WORK REQUIRED: In the passage of the text on killing animals for food starting at "I suspect Mr." and ending at "of raising animals.", swap "gut-wrenching" for "harrowing" and write the passage out.

SELECTED TEXT:
The wolf doesn’t consider the emotions of the caribou. The wolf is hungry and the caribou is its prey. Shark-fish, hawk-sparrow, predator prey relationships are what the natural world is all about. That the caribou is a sentient being and does not want to die means nothing to the wolf, because he’s hungry. We evolved as both predator and prey, and some of us at least remain predators.

Violence against individuals is what Nature is about. It’s not about right or wrong. It’s about survival. On planet earth things die so that other things can live. I didn’t make this rule, but I’ve watched it operate all my life.

In 1976 I stopped eating all meat. Since then I started eating fish and fowl again. I have participated in the slaughter of one steer, several pigs, chickens, and rabbits, and lots of fish. It’s never enjoyable. Causing death is serious business. But having participated in dealing death to these animals I cannot agree with McWilliams’s assessment that it’s morally wrong. If I killed them for pleasure and left them to rot, that would be morally wrong. If I killed them to eat them, and then I did eat them, that is simply survival. Yes, I could have chosen to eat tofu. What one eats, however, is a personal choice. Each of us has to look in the mirror every day.

I suspect Mr. McWilliams drives a motor vehicle. He has killed sentient beings both directly as an operator of his vehicle(s) and indirectly as a user of roads, parking lots, etc., where animals used to live. Cars are some of the most destructive machines ever invented, and chances are everyone who reads this has one and uses it almost daily.

Mr. McWilliams, if you live in a glass house you shouldn’t throw rocks.

 

Chapter three is about humane slaughter. Interesting term, humane slaughter. It’s a contradiction. Killing something is a violent act. If you care about the thing you’re killing you try to make its death as quick and painless as possible.

Killing an animal you raised can be an emotionally gut-wrenching experience. McWilliams documents the cases of several family farmers who found it so gut-wrenching they had to get out of the business of raising animals.

McWilliams uses the phrase, “Meat is murder.” It got me thinking about the meaning of the word murder. I looked it up (dictionary.com), and got this: “the killing of another human being under conditions specifically covered in law.” So Mr. McWilliams is misusing the word murder. Meat is killing, and killing is not fun. But killing a cow for food is not murder.

DATASET RECORDS:
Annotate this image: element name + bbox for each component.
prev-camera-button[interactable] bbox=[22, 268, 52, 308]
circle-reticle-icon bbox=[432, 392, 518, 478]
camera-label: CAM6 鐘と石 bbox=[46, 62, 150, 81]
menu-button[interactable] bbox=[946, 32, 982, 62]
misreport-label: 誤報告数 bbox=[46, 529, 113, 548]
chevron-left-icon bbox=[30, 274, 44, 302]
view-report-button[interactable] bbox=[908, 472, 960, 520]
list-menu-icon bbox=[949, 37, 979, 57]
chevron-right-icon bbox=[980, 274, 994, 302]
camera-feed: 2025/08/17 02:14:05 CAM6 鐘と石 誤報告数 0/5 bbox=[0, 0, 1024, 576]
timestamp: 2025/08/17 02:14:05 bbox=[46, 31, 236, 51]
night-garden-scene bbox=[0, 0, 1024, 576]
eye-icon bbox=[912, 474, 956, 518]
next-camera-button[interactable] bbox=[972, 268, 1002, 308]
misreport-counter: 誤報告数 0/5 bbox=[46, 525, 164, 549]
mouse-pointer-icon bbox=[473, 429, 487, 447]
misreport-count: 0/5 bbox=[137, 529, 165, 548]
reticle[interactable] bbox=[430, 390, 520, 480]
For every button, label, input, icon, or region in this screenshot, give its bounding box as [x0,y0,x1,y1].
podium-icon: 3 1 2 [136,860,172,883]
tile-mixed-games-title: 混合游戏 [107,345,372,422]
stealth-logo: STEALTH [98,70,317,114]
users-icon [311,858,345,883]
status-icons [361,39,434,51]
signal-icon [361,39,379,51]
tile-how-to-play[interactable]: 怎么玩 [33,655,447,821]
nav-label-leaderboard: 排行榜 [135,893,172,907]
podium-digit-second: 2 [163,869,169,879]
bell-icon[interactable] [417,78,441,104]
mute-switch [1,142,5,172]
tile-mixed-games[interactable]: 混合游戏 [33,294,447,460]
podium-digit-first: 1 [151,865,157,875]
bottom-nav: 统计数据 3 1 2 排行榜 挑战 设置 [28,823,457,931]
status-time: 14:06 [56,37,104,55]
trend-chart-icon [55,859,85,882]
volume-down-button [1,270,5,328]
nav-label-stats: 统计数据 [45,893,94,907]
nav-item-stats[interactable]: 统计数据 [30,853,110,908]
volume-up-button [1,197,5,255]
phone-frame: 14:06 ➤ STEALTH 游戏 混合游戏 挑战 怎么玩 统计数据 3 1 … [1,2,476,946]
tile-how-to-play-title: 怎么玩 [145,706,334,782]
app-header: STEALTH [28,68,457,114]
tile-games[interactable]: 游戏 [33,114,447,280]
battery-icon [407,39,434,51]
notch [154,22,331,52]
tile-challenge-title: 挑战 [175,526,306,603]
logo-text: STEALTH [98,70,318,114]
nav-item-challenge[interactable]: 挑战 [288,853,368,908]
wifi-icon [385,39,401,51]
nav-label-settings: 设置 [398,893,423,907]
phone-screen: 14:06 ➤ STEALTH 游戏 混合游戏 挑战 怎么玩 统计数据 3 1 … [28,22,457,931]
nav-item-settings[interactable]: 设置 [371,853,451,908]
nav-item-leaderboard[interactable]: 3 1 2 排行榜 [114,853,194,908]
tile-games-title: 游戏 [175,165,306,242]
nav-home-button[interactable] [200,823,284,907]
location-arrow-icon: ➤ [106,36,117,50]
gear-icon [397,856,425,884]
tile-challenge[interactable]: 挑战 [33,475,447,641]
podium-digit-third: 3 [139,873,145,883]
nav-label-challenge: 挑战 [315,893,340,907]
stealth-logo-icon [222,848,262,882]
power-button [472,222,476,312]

TASK OUTPUT:
I suspect Mr. McWilliams drives a motor vehicle. He has killed sentient beings both directly as an operator of his vehicle(s) and indirectly as a user of roads, parking lots, etc., where animals used to live. Cars are some of the most destructive machines ever invented, and chances are everyone who reads this has one and uses it almost daily.

Mr. McWilliams, if you live in a glass house you shouldn’t throw rocks.

 

Chapter three is about humane slaughter. Interesting term, humane slaughter. It’s a contradiction. Killing something is a violent act. If you care about the thing you’re killing you try to make its death as quick and painless as possible.

Killing an animal you raised can be an emotionally harrowing experience. McWilliams documents the cases of several family farmers who found it so harrowing they had to get out of the business of raising animals.